• _What you will do_
Quote the DevOps book overview below in full, word for word.

This book is intended for DevOps professionals with some software development experience who want to scale, automate, and shorten software delivery time to market.
Chapter 1, Introduction to DevOps, walks you through the evolution from the past to what we call DevOps today, and the tools that you should know in this field. Demand for people with DevOps skills has been growing rapidly over the last few years. DevOps practices have accelerated software development and delivery speed, as well as helping business agility.
Chapter 2, DevOps with Containers, helps you learn the fundamentals of working with containers. With the increasing trend toward microservices, containers are a handy and essential tool for every DevOps practitioner because of the agility they bring to managing heterogeneous services in an uniform way.
Chapter 3, Getting Started with Kubernetes, explores the key components and API objects in Kubernetes, and how to deploy and manage containers in a Kubernetes cluster.
Chapter 4, Managing Stateful Workloads, describes pod controllers for different workloads, along with the volume management feature for maintaining the state of an application.

• _Material_

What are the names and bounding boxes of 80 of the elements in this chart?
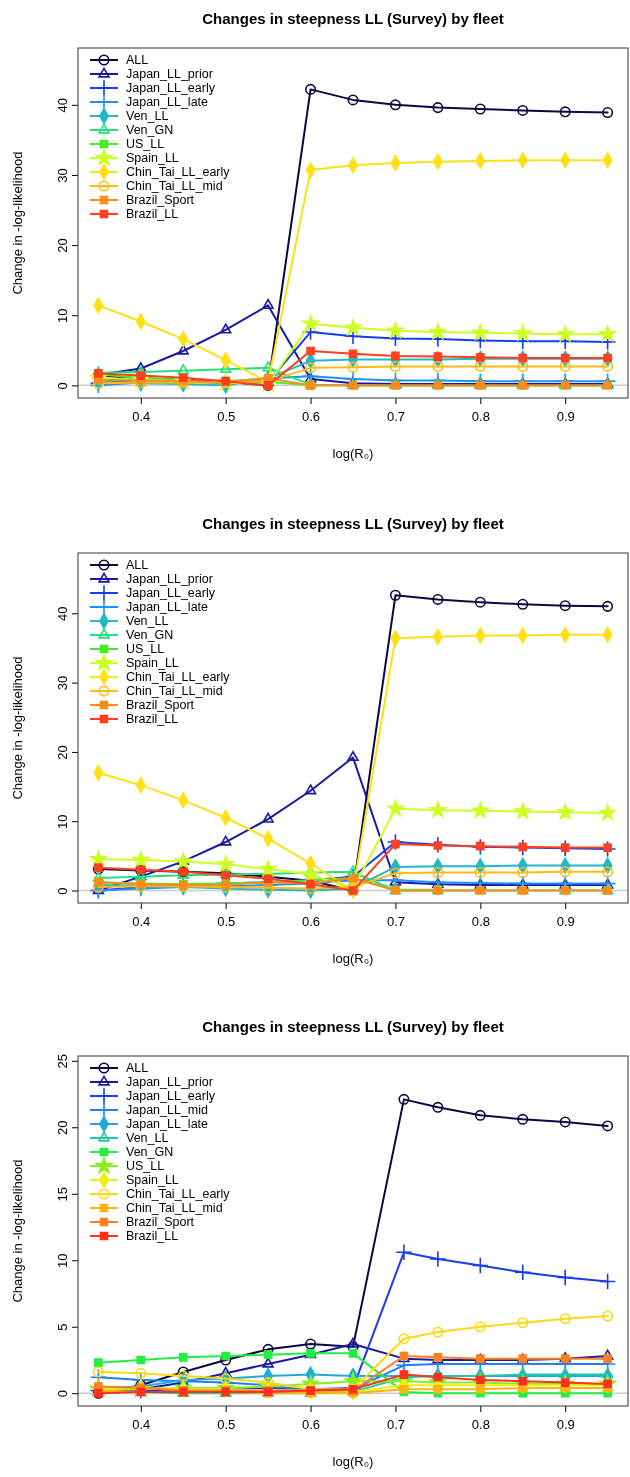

• _Written solution_
This book is intended for DevOps professionals with some software development experience who want to scale, automate, and shorten software delivery time to market.
Chapter 1, Introduction to DevOps, walks you through the evolution from the past to what we call DevOps today, and the tools that you should know in this field. Demand for people with DevOps skills has been growing rapidly over the last few years. DevOps practices have accelerated software development and delivery speed, as well as helping business agility.
Chapter 2, DevOps with Containers, helps you learn the fundamentals of working with containers. With the increasing trend toward microservices, containers are a handy and essential tool for every DevOps practitioner because of the agility they bring to managing heterogeneous services in an uniform way.
Chapter 3, Getting Started with Kubernetes, explores the key components and API objects in Kubernetes, and how to deploy and manage containers in a Kubernetes cluster.
Chapter 4, Managing Stateful Workloads, describes pod controllers for different workloads, along with the volume management feature for maintaining the state of an application.